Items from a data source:
§ §

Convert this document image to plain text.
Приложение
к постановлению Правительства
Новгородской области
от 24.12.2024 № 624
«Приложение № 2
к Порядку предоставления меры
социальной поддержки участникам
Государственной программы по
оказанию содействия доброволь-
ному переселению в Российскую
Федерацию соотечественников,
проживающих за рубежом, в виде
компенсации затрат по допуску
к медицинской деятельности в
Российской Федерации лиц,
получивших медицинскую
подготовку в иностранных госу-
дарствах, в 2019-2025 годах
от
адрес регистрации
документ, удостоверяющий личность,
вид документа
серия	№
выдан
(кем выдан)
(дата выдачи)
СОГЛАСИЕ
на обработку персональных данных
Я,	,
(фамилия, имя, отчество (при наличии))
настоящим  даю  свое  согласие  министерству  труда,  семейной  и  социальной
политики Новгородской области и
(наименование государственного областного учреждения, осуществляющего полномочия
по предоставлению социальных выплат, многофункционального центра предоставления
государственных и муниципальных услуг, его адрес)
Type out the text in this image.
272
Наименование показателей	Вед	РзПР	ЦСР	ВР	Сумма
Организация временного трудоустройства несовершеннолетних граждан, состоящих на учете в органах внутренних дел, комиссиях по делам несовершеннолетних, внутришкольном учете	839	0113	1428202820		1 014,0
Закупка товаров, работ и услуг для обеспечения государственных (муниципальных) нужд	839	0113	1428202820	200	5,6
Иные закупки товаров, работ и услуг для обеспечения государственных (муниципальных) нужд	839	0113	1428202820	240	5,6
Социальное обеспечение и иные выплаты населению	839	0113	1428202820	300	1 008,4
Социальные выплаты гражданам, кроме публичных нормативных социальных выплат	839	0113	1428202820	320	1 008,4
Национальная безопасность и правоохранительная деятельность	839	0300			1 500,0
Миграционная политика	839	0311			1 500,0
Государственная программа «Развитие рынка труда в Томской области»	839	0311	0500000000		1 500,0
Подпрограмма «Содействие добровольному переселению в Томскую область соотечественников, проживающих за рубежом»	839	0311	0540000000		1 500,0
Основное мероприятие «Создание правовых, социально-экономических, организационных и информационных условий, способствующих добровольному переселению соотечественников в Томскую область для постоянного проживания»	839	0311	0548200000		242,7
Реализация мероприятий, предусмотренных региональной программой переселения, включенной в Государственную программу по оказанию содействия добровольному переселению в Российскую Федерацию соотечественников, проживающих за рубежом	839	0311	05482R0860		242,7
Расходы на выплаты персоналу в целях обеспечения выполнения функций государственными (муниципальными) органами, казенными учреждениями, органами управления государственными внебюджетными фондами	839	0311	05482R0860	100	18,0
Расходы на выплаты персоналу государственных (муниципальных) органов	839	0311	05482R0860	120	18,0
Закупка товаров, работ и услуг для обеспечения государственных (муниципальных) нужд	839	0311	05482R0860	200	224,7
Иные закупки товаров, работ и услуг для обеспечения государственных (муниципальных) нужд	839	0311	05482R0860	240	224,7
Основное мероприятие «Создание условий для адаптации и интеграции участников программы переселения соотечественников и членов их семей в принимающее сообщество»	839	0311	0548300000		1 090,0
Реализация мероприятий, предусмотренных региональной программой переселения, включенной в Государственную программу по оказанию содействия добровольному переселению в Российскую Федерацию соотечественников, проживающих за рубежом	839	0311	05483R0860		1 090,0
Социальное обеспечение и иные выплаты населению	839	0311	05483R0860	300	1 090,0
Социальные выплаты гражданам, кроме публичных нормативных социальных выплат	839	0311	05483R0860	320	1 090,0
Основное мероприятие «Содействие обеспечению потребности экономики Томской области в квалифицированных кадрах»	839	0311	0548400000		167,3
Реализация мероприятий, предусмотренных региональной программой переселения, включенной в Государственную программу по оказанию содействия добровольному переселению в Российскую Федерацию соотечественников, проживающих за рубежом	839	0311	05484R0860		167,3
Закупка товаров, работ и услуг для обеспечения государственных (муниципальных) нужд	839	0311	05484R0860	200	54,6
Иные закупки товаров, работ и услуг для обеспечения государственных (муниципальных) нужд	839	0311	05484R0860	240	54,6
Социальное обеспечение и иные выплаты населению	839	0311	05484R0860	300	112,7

§ §

Every line above should be printed again exactly as it stands.

Convert this document image to plain text.
Приложение
к постановлению Правительства
Новгородской области
от 24.12.2024 № 624
«Приложение № 2
к Порядку предоставления меры
социальной поддержки участникам
Государственной программы по
оказанию содействия доброволь-
ному переселению в Российскую
Федерацию соотечественников,
проживающих за рубежом, в виде
компенсации затрат по допуску
к медицинской деятельности в
Российской Федерации лиц,
получивших медицинскую
подготовку в иностранных госу-
дарствах, в 2019-2025 годах
от
адрес регистрации
документ, удостоверяющий личность,
вид документа
серия	№
выдан
(кем выдан)
(дата выдачи)
СОГЛАСИЕ
на обработку персональных данных
Я,	,
(фамилия, имя, отчество (при наличии))
настоящим  даю  свое  согласие  министерству  труда,  семейной  и  социальной
политики Новгородской области и
(наименование государственного областного учреждения, осуществляющего полномочия
по предоставлению социальных выплат, многофункционального центра предоставления
государственных и муниципальных услуг, его адрес)
Type out the text in this image.
272
Наименование показателей	Вед	РзПР	ЦСР	ВР	Сумма
Организация временного трудоустройства несовершеннолетних граждан, состоящих на учете в органах внутренних дел, комиссиях по делам несовершеннолетних, внутришкольном учете	839	0113	1428202820		1 014,0
Закупка товаров, работ и услуг для обеспечения государственных (муниципальных) нужд	839	0113	1428202820	200	5,6
Иные закупки товаров, работ и услуг для обеспечения государственных (муниципальных) нужд	839	0113	1428202820	240	5,6
Социальное обеспечение и иные выплаты населению	839	0113	1428202820	300	1 008,4
Социальные выплаты гражданам, кроме публичных нормативных социальных выплат	839	0113	1428202820	320	1 008,4
Национальная безопасность и правоохранительная деятельность	839	0300			1 500,0
Миграционная политика	839	0311			1 500,0
Государственная программа «Развитие рынка труда в Томской области»	839	0311	0500000000		1 500,0
Подпрограмма «Содействие добровольному переселению в Томскую область соотечественников, проживающих за рубежом»	839	0311	0540000000		1 500,0
Основное мероприятие «Создание правовых, социально-экономических, организационных и информационных условий, способствующих добровольному переселению соотечественников в Томскую область для постоянного проживания»	839	0311	0548200000		242,7
Реализация мероприятий, предусмотренных региональной программой переселения, включенной в Государственную программу по оказанию содействия добровольному переселению в Российскую Федерацию соотечественников, проживающих за рубежом	839	0311	05482R0860		242,7
Расходы на выплаты персоналу в целях обеспечения выполнения функций государственными (муниципальными) органами, казенными учреждениями, органами управления государственными внебюджетными фондами	839	0311	05482R0860	100	18,0
Расходы на выплаты персоналу государственных (муниципальных) органов	839	0311	05482R0860	120	18,0
Закупка товаров, работ и услуг для обеспечения государственных (муниципальных) нужд	839	0311	05482R0860	200	224,7
Иные закупки товаров, работ и услуг для обеспечения государственных (муниципальных) нужд	839	0311	05482R0860	240	224,7
Основное мероприятие «Создание условий для адаптации и интеграции участников программы переселения соотечественников и членов их семей в принимающее сообщество»	839	0311	0548300000		1 090,0
Реализация мероприятий, предусмотренных региональной программой переселения, включенной в Государственную программу по оказанию содействия добровольному переселению в Российскую Федерацию соотечественников, проживающих за рубежом	839	0311	05483R0860		1 090,0
Социальное обеспечение и иные выплаты населению	839	0311	05483R0860	300	1 090,0
Социальные выплаты гражданам, кроме публичных нормативных социальных выплат	839	0311	05483R0860	320	1 090,0
Основное мероприятие «Содействие обеспечению потребности экономики Томской области в квалифицированных кадрах»	839	0311	0548400000		167,3
Реализация мероприятий, предусмотренных региональной программой переселения, включенной в Государственную программу по оказанию содействия добровольному переселению в Российскую Федерацию соотечественников, проживающих за рубежом	839	0311	05484R0860		167,3
Закупка товаров, работ и услуг для обеспечения государственных (муниципальных) нужд	839	0311	05484R0860	200	54,6
Иные закупки товаров, работ и услуг для обеспечения государственных (муниципальных) нужд	839	0311	05484R0860	240	54,6
Социальное обеспечение и иные выплаты населению	839	0311	05484R0860	300	112,7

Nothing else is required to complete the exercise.